* _What this exercise asks_:
(A) Please explain, in one to three sentences and using the passage on Poullain, how men and women came to believe that female inferiority was natural.
(B) In the passage on Poullain, swap "parish" for "diocese" in everything from "In October of" down to "power over him.", and give that stretch back.

* START Extracted text *

In October of 1685 events conspired to increase pressure on him. Louis XIV revoked the Edict of Nantes and expelled the Huguenots from France. Poullain may have got into some difficulty with his ecclesiastical superiors over his willingness to cooperate with the government's policy. IN 1685 he appears to have been transferred to an even more remote parish than the one to which he had first been posted. Plainly his career in the Church was not flourishing and the points of view that he had advocated in his books were not congruent with those of the men who now had power over him.
At some point in 1688 Poullain made the decision to leave the priesthood and the Catholic Church. He returned to Paris for a brief period of time, but there was no future for him in the city of his birth. He prepared to leave France, and on 14 December 1689 he registered an application for a residency permit in Geneva. The Protestant city granted Poullain the status of a religious refuge, and Poullain embarked on a new and more promising phase in his career. His education, books, or connections won him admission to the circle of Geneva's prominent families, and early in 1690 he married a magistrate's daughter. Later that year they had a daughter, and Poullain renewed his literary activity. Second editions of De l'Egalite and De l'excellence des hommes were brought out. Six years later Poullain became the father of his only other child, a son. (Jean Jacques de la Barre grew up to become a Protestant clergyman and, like his father, a publishing scholar.)" p. xv-xvii
In 1673 Poullain presented his case by publishing De l'Egalite des deux Sexes. Poullain's approach in this treatise is an excellent example of the kind of applied Cartesian rationalism that was becoming popular in France in his day. Starting from a position of "systematic doubt," Poullain rejects the traditions and assumptions that customarily promote belief in the inequality of the sexes and accepts only those characterizations of men and women that are "clear and distinct ideas." Following the Cartesian method of rational deduction, he concludes that sexual inequality has no basis in nature. The female intellect, he maintains, is in no way inferior to the male. The sexes may differ in physical stature (reflecting their different roles in reproduction), but their difference does not constitute an argument for their inequality. Poullain attributes popular notions of female inferiority to social inertia and historical conditioning. He dismisses civil law's attempt to legitimize male authoritarianism as an error that has no foundation in natural law. Boldly radical in his support for sexual equality, Poullain argues that women are intellectually and physically capable of serving as heads of state, clergy, military officers, lawyers, and (even) college professors.
Poullain maintains that women were relegated to an inferior role at some very early point in human prehistory, that this accident had its roots in the female's unique reproductive responsibilities, and that familiarity has given an arbitrary distinction between the sexes the feel of a natural gulf. As laws and states evolved, Poullain suggests, bad habits ossified into permanent institutions. Men, as well as women, began to believe that a situation of their own making was a product of natural law and divine will. High priests and intellectuals encouraged this by inventing justification for male supremacy. Their declarations of female inferiority were reinforced by society and transformed into self-fulfilling prophecies.

* END Extracted text *
* START Dataset content *

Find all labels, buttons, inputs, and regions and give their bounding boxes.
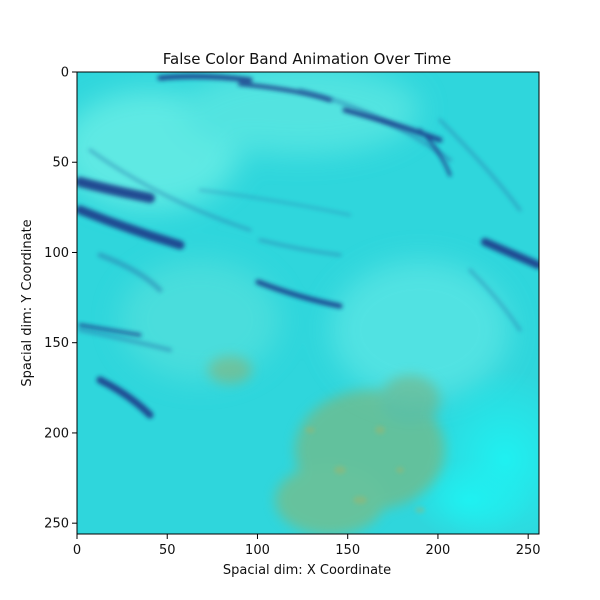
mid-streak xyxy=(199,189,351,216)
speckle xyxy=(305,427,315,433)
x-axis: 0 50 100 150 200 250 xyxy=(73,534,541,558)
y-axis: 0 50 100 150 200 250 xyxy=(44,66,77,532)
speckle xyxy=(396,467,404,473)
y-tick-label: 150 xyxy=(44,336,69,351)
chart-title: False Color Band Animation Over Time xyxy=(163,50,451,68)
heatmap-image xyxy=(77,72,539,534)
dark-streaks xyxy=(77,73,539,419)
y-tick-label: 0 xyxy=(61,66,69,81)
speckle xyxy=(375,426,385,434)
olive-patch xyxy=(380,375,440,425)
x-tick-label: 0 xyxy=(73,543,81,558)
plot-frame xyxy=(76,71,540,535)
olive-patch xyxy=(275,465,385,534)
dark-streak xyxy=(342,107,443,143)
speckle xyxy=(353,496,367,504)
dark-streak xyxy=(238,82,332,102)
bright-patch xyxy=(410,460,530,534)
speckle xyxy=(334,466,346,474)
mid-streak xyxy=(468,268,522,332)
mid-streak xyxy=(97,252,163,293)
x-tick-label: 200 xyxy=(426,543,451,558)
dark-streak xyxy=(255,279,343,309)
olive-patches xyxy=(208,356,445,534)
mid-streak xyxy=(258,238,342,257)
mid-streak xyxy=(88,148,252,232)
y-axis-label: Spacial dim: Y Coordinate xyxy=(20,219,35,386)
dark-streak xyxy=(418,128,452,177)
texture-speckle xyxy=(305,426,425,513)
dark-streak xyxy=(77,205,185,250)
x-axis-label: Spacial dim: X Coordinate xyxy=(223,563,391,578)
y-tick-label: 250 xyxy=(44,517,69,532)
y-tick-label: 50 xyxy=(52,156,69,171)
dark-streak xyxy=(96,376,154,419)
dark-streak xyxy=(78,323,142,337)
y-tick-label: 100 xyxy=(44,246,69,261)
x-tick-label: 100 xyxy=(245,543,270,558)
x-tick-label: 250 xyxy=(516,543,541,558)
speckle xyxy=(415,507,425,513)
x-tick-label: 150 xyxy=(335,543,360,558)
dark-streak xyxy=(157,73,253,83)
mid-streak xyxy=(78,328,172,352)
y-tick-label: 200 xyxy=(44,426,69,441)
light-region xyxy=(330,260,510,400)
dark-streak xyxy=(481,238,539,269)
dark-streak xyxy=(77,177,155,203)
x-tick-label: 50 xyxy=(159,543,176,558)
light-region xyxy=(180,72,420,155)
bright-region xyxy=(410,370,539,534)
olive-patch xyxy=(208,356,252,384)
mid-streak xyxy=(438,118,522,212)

* END Dataset content *
* START Dataset content *

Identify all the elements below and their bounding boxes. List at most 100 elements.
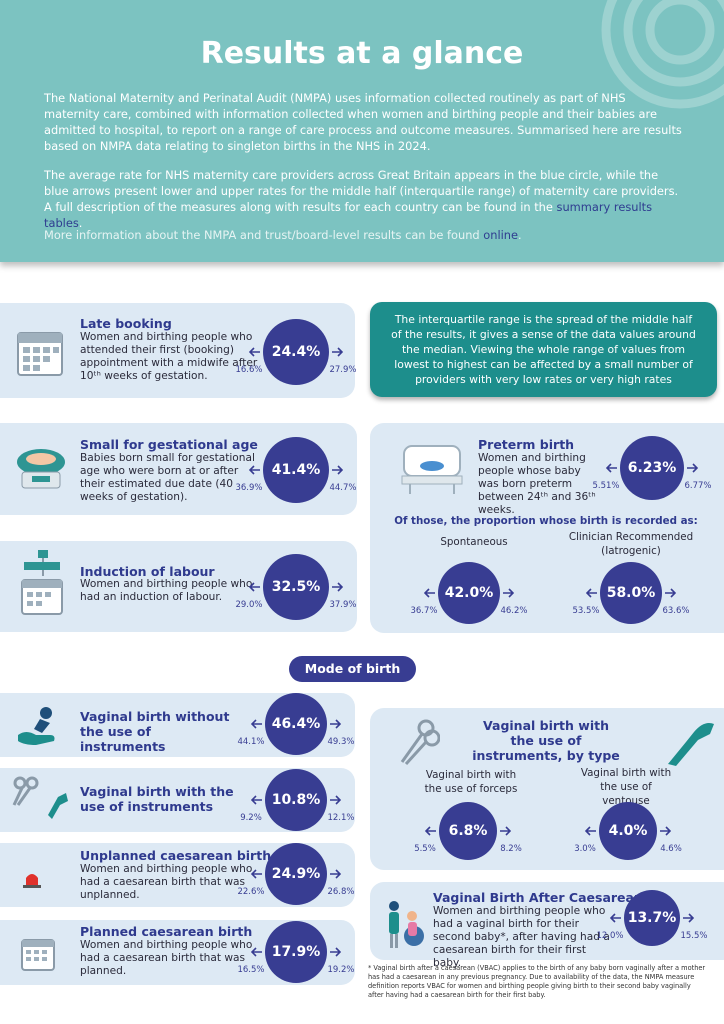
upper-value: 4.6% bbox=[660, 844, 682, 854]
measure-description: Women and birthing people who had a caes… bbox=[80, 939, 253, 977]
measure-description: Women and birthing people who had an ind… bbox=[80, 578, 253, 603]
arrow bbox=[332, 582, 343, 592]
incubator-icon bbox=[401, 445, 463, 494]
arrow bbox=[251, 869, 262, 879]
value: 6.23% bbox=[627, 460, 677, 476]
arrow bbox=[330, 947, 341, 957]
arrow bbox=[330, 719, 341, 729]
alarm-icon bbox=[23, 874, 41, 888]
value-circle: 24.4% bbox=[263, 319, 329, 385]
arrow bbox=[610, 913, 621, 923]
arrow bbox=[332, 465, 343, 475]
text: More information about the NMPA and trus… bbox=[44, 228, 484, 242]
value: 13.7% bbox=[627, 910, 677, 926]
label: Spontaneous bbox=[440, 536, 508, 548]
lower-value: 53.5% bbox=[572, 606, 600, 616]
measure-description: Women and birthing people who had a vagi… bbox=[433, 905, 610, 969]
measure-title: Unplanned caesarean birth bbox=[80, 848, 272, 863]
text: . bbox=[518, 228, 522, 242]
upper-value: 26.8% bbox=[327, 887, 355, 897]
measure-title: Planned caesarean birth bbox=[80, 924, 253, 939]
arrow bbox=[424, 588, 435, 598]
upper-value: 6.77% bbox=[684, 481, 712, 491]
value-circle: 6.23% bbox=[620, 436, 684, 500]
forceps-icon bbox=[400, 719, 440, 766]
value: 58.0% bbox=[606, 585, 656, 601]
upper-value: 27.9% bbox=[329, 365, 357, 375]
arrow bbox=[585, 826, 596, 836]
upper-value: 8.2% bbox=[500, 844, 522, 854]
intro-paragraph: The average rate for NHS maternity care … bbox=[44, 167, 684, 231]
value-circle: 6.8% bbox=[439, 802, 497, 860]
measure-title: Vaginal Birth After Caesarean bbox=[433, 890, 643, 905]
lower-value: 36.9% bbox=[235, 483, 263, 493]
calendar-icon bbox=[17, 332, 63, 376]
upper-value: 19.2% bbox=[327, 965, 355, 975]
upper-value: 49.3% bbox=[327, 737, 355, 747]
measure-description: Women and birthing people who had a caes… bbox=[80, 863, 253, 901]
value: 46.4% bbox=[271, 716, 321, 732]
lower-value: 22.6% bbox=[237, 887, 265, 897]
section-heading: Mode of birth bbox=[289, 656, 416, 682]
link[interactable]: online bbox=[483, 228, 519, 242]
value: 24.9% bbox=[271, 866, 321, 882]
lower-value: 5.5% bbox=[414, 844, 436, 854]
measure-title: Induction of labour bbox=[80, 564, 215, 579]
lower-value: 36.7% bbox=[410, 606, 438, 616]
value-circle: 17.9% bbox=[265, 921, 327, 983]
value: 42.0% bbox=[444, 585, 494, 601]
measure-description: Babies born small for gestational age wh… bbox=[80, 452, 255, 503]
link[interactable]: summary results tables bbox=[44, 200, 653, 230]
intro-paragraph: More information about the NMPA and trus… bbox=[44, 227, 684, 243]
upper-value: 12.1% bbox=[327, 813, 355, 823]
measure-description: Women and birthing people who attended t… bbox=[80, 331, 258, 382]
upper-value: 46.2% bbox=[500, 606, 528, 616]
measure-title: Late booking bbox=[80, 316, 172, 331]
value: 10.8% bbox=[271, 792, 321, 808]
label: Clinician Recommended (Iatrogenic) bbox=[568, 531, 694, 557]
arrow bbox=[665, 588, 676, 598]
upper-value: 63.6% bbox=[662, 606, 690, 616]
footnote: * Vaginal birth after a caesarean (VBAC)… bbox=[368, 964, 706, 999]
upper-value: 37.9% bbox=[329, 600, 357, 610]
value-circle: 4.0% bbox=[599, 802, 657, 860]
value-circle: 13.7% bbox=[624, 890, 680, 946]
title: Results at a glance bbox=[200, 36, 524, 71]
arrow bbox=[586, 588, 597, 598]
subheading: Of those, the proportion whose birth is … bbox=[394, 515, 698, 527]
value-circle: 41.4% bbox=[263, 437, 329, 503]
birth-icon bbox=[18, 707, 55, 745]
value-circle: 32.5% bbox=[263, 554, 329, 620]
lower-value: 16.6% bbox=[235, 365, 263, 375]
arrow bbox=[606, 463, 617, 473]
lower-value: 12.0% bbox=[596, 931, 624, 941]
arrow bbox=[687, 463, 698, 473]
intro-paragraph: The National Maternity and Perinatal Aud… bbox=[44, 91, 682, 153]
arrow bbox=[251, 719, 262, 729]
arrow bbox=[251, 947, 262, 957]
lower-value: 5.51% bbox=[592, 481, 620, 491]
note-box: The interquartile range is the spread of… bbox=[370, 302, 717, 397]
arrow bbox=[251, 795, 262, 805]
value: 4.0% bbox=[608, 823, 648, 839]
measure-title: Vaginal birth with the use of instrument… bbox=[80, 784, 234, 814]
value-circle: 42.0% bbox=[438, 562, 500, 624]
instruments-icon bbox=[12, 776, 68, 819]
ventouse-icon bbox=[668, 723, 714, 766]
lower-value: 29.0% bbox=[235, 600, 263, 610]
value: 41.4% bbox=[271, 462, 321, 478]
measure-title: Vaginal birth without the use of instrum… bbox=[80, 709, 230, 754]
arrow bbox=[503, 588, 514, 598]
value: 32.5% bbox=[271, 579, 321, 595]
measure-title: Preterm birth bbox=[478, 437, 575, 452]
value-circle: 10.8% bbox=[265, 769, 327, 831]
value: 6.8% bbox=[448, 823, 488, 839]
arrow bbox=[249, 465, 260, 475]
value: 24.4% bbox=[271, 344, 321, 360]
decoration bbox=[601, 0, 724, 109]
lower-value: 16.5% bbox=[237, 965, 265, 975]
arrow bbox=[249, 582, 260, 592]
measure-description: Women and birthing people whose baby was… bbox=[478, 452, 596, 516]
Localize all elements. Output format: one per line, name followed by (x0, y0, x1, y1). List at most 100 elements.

* END Dataset content *
* START Dataset content *

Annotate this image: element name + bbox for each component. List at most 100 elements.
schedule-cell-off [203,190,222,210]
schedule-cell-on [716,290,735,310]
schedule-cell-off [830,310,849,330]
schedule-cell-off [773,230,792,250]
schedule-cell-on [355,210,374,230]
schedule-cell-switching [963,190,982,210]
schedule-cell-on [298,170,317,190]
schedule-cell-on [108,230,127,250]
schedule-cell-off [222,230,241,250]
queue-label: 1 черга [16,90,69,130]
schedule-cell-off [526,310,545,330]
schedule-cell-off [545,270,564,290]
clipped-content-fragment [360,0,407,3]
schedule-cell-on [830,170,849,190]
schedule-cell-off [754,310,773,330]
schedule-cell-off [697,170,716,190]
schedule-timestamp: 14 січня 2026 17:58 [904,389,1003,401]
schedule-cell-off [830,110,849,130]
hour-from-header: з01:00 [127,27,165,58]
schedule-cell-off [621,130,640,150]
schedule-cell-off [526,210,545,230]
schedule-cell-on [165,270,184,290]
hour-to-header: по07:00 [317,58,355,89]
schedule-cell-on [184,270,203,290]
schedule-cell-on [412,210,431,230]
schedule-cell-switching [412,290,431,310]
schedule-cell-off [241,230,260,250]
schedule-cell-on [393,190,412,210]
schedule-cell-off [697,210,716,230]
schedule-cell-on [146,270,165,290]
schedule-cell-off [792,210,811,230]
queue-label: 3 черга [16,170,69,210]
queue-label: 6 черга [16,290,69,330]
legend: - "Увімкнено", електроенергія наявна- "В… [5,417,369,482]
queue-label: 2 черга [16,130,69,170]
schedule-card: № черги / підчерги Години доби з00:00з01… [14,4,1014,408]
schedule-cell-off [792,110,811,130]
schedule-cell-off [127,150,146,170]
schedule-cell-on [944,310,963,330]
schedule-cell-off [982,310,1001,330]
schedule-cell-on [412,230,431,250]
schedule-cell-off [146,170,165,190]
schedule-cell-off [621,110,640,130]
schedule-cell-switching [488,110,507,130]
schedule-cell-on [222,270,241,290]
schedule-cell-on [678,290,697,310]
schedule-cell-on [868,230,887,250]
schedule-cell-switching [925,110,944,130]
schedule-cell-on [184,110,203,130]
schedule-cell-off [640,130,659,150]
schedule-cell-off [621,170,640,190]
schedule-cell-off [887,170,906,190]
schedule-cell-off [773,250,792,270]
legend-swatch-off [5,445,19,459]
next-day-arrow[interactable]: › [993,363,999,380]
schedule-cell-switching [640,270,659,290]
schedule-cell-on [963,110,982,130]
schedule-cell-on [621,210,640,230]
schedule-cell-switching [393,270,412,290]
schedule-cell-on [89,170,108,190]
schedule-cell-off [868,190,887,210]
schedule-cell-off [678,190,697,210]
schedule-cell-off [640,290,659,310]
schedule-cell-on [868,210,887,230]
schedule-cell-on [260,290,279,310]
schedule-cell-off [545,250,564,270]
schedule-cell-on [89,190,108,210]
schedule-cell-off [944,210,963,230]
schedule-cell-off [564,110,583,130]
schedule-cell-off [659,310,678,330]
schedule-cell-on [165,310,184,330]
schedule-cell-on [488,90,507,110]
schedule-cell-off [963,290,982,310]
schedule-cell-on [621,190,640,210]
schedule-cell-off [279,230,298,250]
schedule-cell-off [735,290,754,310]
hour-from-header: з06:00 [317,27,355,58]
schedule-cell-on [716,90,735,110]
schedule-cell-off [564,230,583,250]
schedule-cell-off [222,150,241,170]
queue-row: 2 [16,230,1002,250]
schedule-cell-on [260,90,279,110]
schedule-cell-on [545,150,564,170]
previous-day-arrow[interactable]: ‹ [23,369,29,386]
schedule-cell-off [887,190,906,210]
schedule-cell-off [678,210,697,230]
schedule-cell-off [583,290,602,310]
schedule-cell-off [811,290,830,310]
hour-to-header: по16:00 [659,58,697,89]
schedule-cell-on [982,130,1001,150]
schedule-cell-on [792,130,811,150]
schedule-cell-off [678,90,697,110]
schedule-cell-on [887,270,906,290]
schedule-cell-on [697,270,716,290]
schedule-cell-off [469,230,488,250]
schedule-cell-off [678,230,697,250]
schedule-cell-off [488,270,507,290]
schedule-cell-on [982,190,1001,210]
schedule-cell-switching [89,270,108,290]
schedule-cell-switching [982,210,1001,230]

* END Dataset content *

* _Answers for the exercise_:
(A) Poullain holds that women were pushed into an inferior role very early in human prehistory because of their reproductive responsibilities, and that familiarity made this arbitrary distinction feel like a natural gulf. As laws and states evolved, these bad habits hardened into permanent institutions, and high priests and intellectuals invented justifications for male supremacy. Society reinforced their declarations of female inferiority until those declarations became self-fulfilling prophecies.

(B)
In October of 1685 events conspired to increase pressure on him. Louis XIV revoked the Edict of Nantes and expelled the Huguenots from France. Poullain may have got into some difficulty with his ecclesiastical superiors over his willingness to cooperate with the government's policy. IN 1685 he appears to have been transferred to an even more remote diocese than the one to which he had first been posted. Plainly his career in the Church was not flourishing and the points of view that he had advocated in his books were not congruent with those of the men who now had power over him.